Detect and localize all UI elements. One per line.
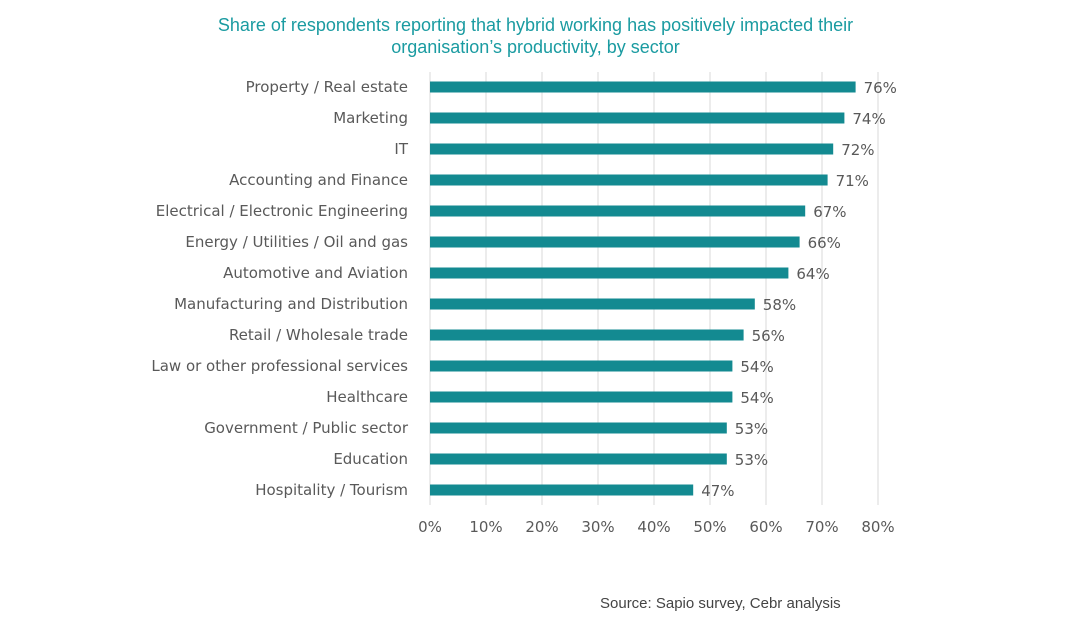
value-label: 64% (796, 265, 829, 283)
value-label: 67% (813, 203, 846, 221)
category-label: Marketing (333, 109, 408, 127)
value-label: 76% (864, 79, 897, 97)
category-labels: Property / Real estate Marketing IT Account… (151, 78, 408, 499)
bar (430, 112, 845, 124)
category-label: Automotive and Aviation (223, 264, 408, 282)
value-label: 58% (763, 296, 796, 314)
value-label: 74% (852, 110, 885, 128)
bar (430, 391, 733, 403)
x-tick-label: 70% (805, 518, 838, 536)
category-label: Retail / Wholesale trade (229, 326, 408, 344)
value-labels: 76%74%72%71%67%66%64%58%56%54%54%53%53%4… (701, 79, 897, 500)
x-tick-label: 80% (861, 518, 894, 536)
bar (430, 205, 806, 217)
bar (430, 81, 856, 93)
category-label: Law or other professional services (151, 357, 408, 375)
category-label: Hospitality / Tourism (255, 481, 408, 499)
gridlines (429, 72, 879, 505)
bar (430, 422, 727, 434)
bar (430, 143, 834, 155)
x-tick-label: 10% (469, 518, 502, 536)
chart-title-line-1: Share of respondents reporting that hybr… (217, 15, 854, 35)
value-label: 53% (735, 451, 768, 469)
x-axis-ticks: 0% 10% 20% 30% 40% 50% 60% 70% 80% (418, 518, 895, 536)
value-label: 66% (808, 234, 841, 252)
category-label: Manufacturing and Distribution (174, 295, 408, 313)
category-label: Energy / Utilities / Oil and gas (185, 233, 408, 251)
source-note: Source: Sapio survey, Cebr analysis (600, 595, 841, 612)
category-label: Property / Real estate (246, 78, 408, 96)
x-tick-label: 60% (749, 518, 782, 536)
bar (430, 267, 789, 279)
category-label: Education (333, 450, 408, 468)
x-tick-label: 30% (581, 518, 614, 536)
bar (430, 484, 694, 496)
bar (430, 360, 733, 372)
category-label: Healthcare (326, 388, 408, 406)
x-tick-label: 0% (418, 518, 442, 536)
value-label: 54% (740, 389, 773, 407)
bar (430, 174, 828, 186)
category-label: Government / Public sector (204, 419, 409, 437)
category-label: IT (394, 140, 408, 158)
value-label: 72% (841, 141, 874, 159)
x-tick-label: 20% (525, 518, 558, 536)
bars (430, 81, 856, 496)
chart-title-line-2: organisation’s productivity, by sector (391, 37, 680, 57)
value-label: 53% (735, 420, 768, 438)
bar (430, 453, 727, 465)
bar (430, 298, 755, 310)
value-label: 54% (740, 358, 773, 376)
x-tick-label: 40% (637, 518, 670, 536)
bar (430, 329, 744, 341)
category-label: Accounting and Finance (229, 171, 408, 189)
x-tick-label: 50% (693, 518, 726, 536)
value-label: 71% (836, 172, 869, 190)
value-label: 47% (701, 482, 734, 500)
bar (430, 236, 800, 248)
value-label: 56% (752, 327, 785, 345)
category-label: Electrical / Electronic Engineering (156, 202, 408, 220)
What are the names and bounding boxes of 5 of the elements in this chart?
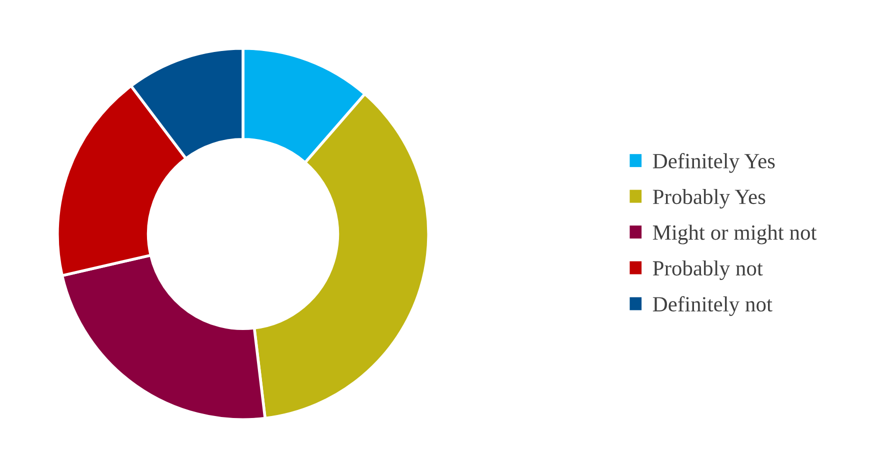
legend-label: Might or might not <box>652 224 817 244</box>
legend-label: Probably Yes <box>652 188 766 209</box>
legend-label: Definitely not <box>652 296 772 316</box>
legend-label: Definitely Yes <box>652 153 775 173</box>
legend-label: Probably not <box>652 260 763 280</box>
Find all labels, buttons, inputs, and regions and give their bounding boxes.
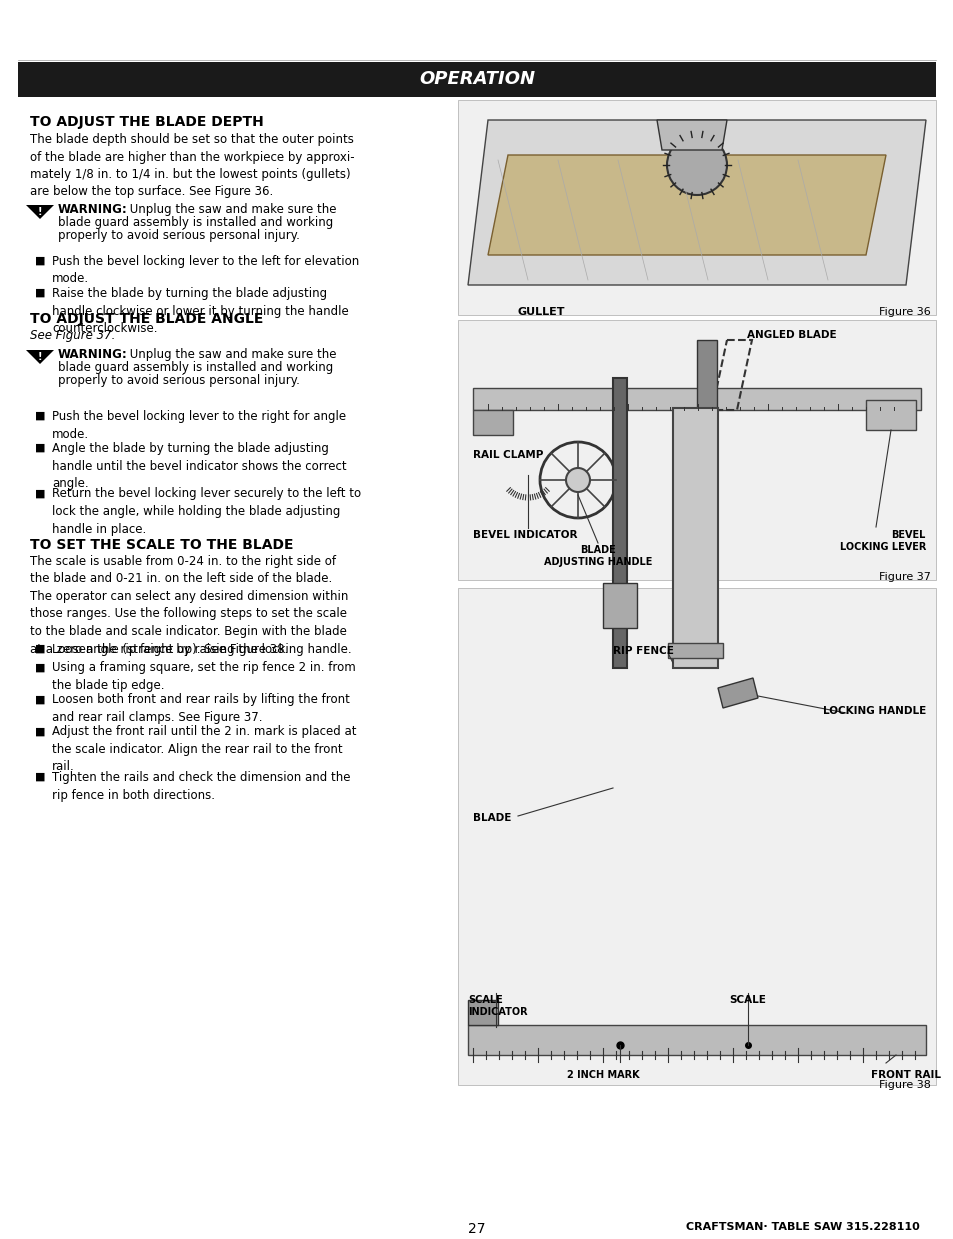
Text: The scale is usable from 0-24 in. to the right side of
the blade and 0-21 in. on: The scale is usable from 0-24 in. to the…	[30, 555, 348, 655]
====
### THE PROBLEM
Which lines in the rows above contain the string "chart"? Report each one in full.

### COMPLETE ANSWER
chart-title-line-1: Share of respondents reporting that hybr… (217, 15, 854, 35)
chart-title-line-2: organisation’s productivity, by sector (391, 37, 680, 57)
What are the names and bounding boxes of 5 of the elements in this chart?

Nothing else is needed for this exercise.